Work out how many lines of the records hold the string "JSON", and reply with that number alone.

----- Input rows

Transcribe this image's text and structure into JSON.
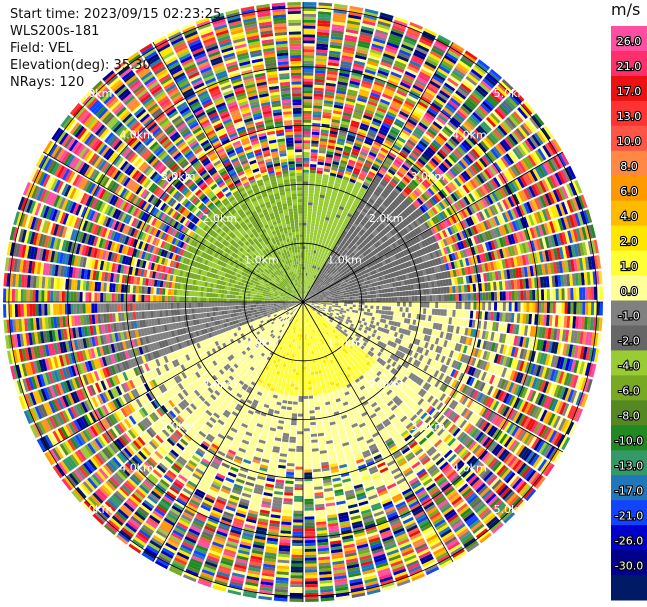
{
  "header": {
    "start_time": "Start time: 2023/09/15 02:23:25",
    "instrument": "WLS200s-181",
    "field": "Field: VEL",
    "elevation": "Elevation(deg): 35.30",
    "nrays": "NRays: 120"
  },
  "colorbar": {
    "unit": "m/s",
    "ticks": [
      "26.0",
      "21.0",
      "17.0",
      "13.0",
      "10.0",
      "8.0",
      "6.0",
      "4.0",
      "2.0",
      "1.0",
      "0.0",
      "-1.0",
      "-2.0",
      "-4.0",
      "-6.0",
      "-8.0",
      "-10.0",
      "-13.0",
      "-17.0",
      "-21.0",
      "-26.0",
      "-30.0"
    ],
    "colors": [
      "#ff4fa3",
      "#ff2f6e",
      "#ee1111",
      "#ff3333",
      "#ff5544",
      "#ff8844",
      "#ff9900",
      "#ffbb00",
      "#ffe600",
      "#ffff33",
      "#ffff99",
      "#808080",
      "#666666",
      "#99cc33",
      "#77aa22",
      "#558822",
      "#228822",
      "#339966",
      "#2277bb",
      "#1144ff",
      "#0000cc",
      "#00008b",
      "#001a66"
    ]
  },
  "chart_data": {
    "type": "heatmap",
    "title": "",
    "field": "VEL",
    "unit": "m/s",
    "rays": 120,
    "range_rings_km": [
      1.0,
      2.0,
      3.0,
      4.0,
      5.0
    ],
    "ring_labels": [
      "1.0km",
      "2.0km",
      "3.0km",
      "4.0km",
      "5.0km"
    ],
    "max_range_km": 5.1,
    "vmin": -30.0,
    "vmax": 30.0,
    "regions": [
      {
        "azimuth_deg": [
          270,
          360
        ],
        "range_km": [
          0,
          2.2
        ],
        "velocity": -7.0
      },
      {
        "azimuth_deg": [
          300,
          30
        ],
        "range_km": [
          0,
          2.2
        ],
        "velocity": -5.0
      },
      {
        "azimuth_deg": [
          30,
          90
        ],
        "range_km": [
          0,
          2.5
        ],
        "velocity": -2.0
      },
      {
        "azimuth_deg": [
          90,
          130
        ],
        "range_km": [
          0,
          4.5
        ],
        "velocity": 1.5
      },
      {
        "azimuth_deg": [
          110,
          210
        ],
        "range_km": [
          0,
          1.6
        ],
        "velocity": 6.0
      },
      {
        "azimuth_deg": [
          130,
          250
        ],
        "range_km": [
          0,
          4.0
        ],
        "velocity": 2.0
      },
      {
        "azimuth_deg": [
          250,
          270
        ],
        "range_km": [
          0,
          3.5
        ],
        "velocity": -1.0
      }
    ]
  }
}
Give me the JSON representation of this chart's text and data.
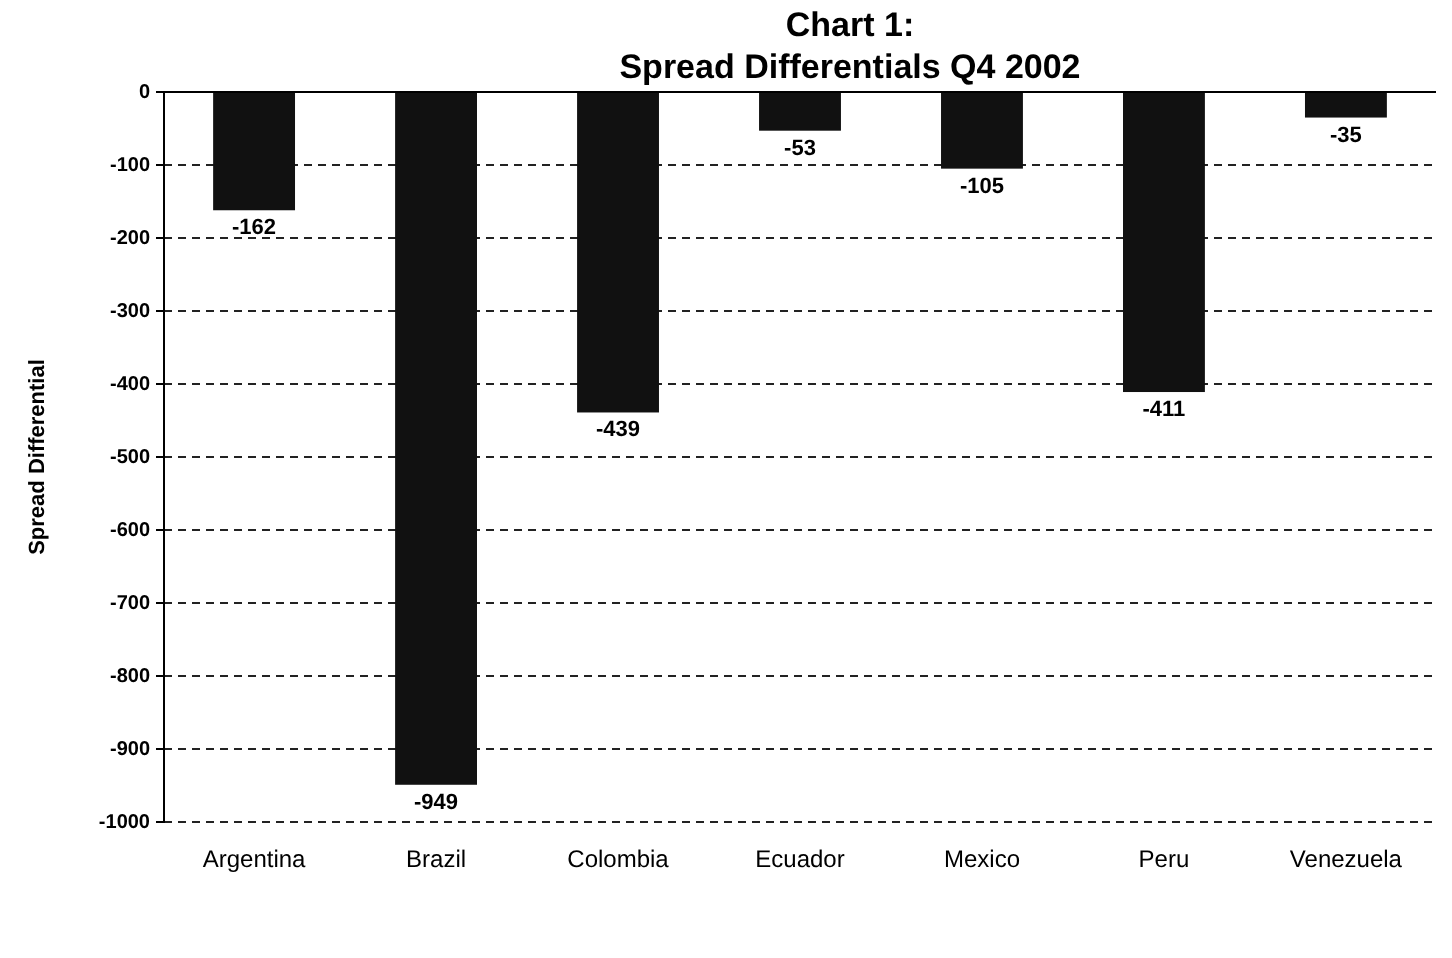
{
  "chart_data": {
    "type": "bar",
    "title": "Chart 1:\nSpread Differentials Q4 2002",
    "ylabel": "Spread Differential",
    "categories": [
      "Argentina",
      "Brazil",
      "Colombia",
      "Ecuador",
      "Mexico",
      "Peru",
      "Venezuela"
    ],
    "values": [
      -162,
      -949,
      -439,
      -53,
      -105,
      -411,
      -35
    ],
    "color": "#111111",
    "ylim": [
      -1000,
      0
    ],
    "yticks": [
      -1000,
      -900,
      -800,
      -700,
      -600,
      -500,
      -400,
      -300,
      -200,
      -100,
      0
    ],
    "grid": "y",
    "data_labels": true
  }
}
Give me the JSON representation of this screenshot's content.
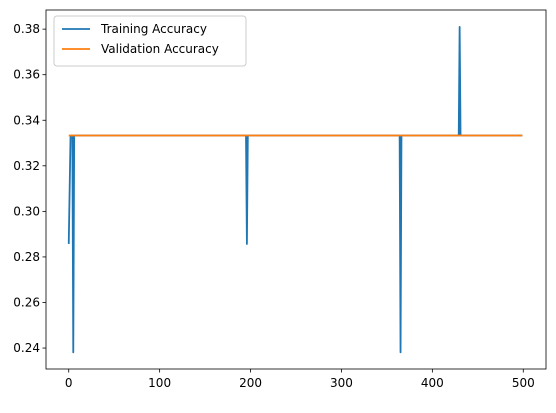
{
  "chart_data": {
    "type": "line",
    "title": "",
    "xlabel": "",
    "ylabel": "",
    "xlim": [
      -25,
      525
    ],
    "ylim": [
      0.2308,
      0.3884
    ],
    "x_ticks": [
      0,
      100,
      200,
      300,
      400,
      500
    ],
    "y_ticks": [
      0.24,
      0.26,
      0.28,
      0.3,
      0.32,
      0.34,
      0.36,
      0.38
    ],
    "y_tick_labels": [
      "0.24",
      "0.26",
      "0.28",
      "0.30",
      "0.32",
      "0.34",
      "0.36",
      "0.38"
    ],
    "grid": false,
    "legend": {
      "placement": "top-left"
    },
    "series": [
      {
        "name": "Training Accuracy",
        "color": "#1f77b4",
        "points": [
          [
            0,
            0.2857
          ],
          [
            2,
            0.3333
          ],
          [
            4,
            0.3333
          ],
          [
            5,
            0.2381
          ],
          [
            6,
            0.3333
          ],
          [
            195,
            0.3333
          ],
          [
            196,
            0.2857
          ],
          [
            197,
            0.3333
          ],
          [
            364,
            0.3333
          ],
          [
            365,
            0.2381
          ],
          [
            366,
            0.3333
          ],
          [
            429,
            0.3333
          ],
          [
            430,
            0.381
          ],
          [
            431,
            0.3333
          ],
          [
            499,
            0.3333
          ]
        ]
      },
      {
        "name": "Validation Accuracy",
        "color": "#ff7f0e",
        "points": [
          [
            0,
            0.3333
          ],
          [
            499,
            0.3333
          ]
        ]
      }
    ]
  }
}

----------

- Solution to this exercise -
3